* [Tarefas]:
**A)** Reproduza, do texto sobre a restituição por furto de gado, tudo desde "Explicação Histórica" até "pública do ato.".
**B)** Por favor, retome o texto sobre a restituição por furto de gado a partir do ponto em que ele termina.

Este versículo estabelece a lei mosaica para a compensação de furto de gado (boi ou ovelha) que foi abatido ou vendido, exigindo uma restituição maior do que o valor do item furtado.
Explicação Histórica
'Furtar' (גנב - ganav) significa tomar clandestinamente o que pertence a outrem. 'Degolar ou vender' indica a impossibilidade de recuperação do bem furtado pelo proprietário original. A penalidade de 'cinco bois' ou 'quatro ovelhas' (em vez de um por um) era uma forma de punição exemplar e dissuasão, superior à mera restituição, talvez refletindo a perda da capacidade de trabalho do animal e o lucro indevido do ladrão, ou a vergonha pública do ato.
Interpretação Doutrinária
Este mandamento na Lei Mosaica reflete o caráter justo de Deus e a importância da integridade e honestidade nas relações humanas. Para a teologia pentecostal, embora a Lei Civil não seja diretamente aplicada, o princípio moral contra o furto e a necessidade de reparação permanecem válidos, consolidando a doutrina da santificação que exige uma conduta reta e o arrependimento que se manifesta em atos de restituição quando há falha, demonstrando a seriedade do pecado e o zelo pela justiça.

* [Informações extraídas]:
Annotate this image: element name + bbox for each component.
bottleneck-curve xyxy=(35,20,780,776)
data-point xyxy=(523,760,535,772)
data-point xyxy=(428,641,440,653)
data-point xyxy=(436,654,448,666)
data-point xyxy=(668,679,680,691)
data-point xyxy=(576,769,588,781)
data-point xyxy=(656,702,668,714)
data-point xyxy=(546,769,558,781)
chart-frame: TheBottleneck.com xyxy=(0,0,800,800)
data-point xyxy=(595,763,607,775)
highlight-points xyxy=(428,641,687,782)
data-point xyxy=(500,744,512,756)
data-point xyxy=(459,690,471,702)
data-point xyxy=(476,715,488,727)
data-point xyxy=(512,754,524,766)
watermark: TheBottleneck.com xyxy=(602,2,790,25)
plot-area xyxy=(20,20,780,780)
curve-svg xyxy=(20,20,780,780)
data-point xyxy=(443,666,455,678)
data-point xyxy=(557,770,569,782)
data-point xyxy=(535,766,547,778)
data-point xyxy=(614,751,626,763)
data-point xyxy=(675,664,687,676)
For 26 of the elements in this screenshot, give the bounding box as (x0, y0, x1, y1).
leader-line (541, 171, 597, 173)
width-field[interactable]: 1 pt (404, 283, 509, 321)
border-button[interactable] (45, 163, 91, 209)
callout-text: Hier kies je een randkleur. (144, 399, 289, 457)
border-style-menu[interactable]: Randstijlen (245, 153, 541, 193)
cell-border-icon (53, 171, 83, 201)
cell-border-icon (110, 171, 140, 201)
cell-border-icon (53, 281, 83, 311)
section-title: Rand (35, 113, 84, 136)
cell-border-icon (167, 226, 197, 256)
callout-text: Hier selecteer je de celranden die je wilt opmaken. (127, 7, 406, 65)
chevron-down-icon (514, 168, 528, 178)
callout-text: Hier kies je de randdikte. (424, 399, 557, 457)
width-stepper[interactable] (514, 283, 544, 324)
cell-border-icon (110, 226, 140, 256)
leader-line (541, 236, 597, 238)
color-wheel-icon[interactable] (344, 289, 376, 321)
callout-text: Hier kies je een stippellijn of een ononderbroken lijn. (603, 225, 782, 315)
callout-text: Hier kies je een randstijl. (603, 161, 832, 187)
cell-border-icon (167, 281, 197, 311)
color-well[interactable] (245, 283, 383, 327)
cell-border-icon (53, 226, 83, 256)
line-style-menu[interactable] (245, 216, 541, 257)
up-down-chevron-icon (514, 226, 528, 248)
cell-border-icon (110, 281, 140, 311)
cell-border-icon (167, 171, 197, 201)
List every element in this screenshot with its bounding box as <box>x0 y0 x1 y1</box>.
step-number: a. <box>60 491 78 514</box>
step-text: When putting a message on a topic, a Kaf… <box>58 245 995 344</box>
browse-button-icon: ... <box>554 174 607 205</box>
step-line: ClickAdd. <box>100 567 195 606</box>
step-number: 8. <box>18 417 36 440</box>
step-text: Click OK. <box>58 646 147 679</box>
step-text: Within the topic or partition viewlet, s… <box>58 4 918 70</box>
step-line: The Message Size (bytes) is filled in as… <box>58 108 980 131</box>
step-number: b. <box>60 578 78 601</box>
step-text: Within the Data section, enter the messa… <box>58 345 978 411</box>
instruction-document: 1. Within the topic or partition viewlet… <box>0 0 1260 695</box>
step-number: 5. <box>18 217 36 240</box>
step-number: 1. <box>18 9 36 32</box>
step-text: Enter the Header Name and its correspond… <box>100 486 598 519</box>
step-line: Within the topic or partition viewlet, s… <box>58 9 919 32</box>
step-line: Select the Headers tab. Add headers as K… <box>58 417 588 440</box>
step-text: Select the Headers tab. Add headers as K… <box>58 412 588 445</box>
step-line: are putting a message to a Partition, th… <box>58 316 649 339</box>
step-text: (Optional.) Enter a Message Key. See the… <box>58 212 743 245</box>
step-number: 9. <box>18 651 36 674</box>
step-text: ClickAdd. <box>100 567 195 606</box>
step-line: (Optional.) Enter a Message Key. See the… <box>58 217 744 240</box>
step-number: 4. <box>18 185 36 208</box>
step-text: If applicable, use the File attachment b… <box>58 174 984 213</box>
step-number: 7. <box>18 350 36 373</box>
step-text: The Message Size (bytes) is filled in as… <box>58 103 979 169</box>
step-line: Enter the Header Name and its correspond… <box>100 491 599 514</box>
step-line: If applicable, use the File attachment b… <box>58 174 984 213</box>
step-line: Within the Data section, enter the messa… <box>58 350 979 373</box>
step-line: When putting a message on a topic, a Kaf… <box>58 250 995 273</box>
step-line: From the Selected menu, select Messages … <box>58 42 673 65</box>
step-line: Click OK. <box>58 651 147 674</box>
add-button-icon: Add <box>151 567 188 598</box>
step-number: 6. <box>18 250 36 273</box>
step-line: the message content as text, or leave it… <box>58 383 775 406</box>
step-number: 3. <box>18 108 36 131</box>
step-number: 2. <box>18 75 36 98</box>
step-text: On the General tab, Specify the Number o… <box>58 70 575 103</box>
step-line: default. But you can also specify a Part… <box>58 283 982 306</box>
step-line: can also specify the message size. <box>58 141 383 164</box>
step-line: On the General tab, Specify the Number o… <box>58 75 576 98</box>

* [Respostas]:
**A)**
Explicação Histórica
'Furtar' (גנב - ganav) significa tomar clandestinamente o que pertence a outrem. 'Degolar ou vender' indica a impossibilidade de recuperação do bem furtado pelo proprietário original. A penalidade de 'cinco bois' ou 'quatro ovelhas' (em vez de um por um) era uma forma de punição exemplar e dissuasão, superior à mera restituição, talvez refletindo a perda da capacidade de trabalho do animal e o lucro indevido do ladrão, ou a vergonha pública do ato.

**B)**
Aplicação Prática
O cristão é chamado a viver em completa honestidade e integridade, respeitando a propriedade alheia. Em caso de desonestidade, o arrependimento genuíno deve ser acompanhado do desejo de reparar o mal feito, buscando restituir o que foi tirado ou compensar o dano, como parte da busca pela santificação e um testemunho de uma vida transformada por Cristo.
Precauções de Leitura
É um erro aplicar literalmente as proporções de restituição (cinco por um, quatro por um) como uma lei civil obrigatória para os dias atuais. Este versículo é parte do código legal específico de Israel, e embora seus princípios morais sejam eternos, a aplicação da penalidade em si deve ser entendida contextualmente na antiga teocracia, não como uma norma judicial direta para a Igreja ou a sociedade moderna.